(Data records)
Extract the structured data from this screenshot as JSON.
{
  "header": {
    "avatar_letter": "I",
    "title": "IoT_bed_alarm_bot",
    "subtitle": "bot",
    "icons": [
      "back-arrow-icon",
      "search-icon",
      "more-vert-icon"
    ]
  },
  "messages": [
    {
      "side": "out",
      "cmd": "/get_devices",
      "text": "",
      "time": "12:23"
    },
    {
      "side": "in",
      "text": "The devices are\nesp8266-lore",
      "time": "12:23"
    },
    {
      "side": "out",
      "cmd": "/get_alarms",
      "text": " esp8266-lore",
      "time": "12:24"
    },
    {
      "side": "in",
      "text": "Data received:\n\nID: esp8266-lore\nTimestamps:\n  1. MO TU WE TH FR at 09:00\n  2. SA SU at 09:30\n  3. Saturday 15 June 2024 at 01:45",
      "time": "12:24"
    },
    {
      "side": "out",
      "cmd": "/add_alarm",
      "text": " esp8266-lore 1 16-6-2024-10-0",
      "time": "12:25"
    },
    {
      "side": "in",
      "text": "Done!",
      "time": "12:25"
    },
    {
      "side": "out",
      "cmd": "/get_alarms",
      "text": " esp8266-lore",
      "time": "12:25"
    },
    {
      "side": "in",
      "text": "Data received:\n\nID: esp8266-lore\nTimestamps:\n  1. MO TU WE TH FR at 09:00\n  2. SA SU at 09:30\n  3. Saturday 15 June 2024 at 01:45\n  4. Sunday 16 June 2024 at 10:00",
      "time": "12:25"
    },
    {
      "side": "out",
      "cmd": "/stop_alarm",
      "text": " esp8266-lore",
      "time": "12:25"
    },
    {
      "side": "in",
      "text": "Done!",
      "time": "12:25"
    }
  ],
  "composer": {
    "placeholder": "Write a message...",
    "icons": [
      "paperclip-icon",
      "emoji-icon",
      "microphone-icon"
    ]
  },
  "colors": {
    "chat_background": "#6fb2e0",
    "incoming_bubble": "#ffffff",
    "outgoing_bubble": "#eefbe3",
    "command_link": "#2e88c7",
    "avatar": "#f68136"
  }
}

[WORK REQUIRED] Please quote the records above exactly, without skipping a line.

[TASK SOLUTION]
Extract the structured data from this screenshot as JSON.
{
  "header": {
    "avatar_letter": "I",
    "title": "IoT_bed_alarm_bot",
    "subtitle": "bot",
    "icons": [
      "back-arrow-icon",
      "search-icon",
      "more-vert-icon"
    ]
  },
  "messages": [
    {
      "side": "out",
      "cmd": "/get_devices",
      "text": "",
      "time": "12:23"
    },
    {
      "side": "in",
      "text": "The devices are\nesp8266-lore",
      "time": "12:23"
    },
    {
      "side": "out",
      "cmd": "/get_alarms",
      "text": " esp8266-lore",
      "time": "12:24"
    },
    {
      "side": "in",
      "text": "Data received:\n\nID: esp8266-lore\nTimestamps:\n  1. MO TU WE TH FR at 09:00\n  2. SA SU at 09:30\n  3. Saturday 15 June 2024 at 01:45",
      "time": "12:24"
    },
    {
      "side": "out",
      "cmd": "/add_alarm",
      "text": " esp8266-lore 1 16-6-2024-10-0",
      "time": "12:25"
    },
    {
      "side": "in",
      "text": "Done!",
      "time": "12:25"
    },
    {
      "side": "out",
      "cmd": "/get_alarms",
      "text": " esp8266-lore",
      "time": "12:25"
    },
    {
      "side": "in",
      "text": "Data received:\n\nID: esp8266-lore\nTimestamps:\n  1. MO TU WE TH FR at 09:00\n  2. SA SU at 09:30\n  3. Saturday 15 June 2024 at 01:45\n  4. Sunday 16 June 2024 at 10:00",
      "time": "12:25"
    },
    {
      "side": "out",
      "cmd": "/stop_alarm",
      "text": " esp8266-lore",
      "time": "12:25"
    },
    {
      "side": "in",
      "text": "Done!",
      "time": "12:25"
    }
  ],
  "composer": {
    "placeholder": "Write a message...",
    "icons": [
      "paperclip-icon",
      "emoji-icon",
      "microphone-icon"
    ]
  },
  "colors": {
    "chat_background": "#6fb2e0",
    "incoming_bubble": "#ffffff",
    "outgoing_bubble": "#eefbe3",
    "command_link": "#2e88c7",
    "avatar": "#f68136"
  }
}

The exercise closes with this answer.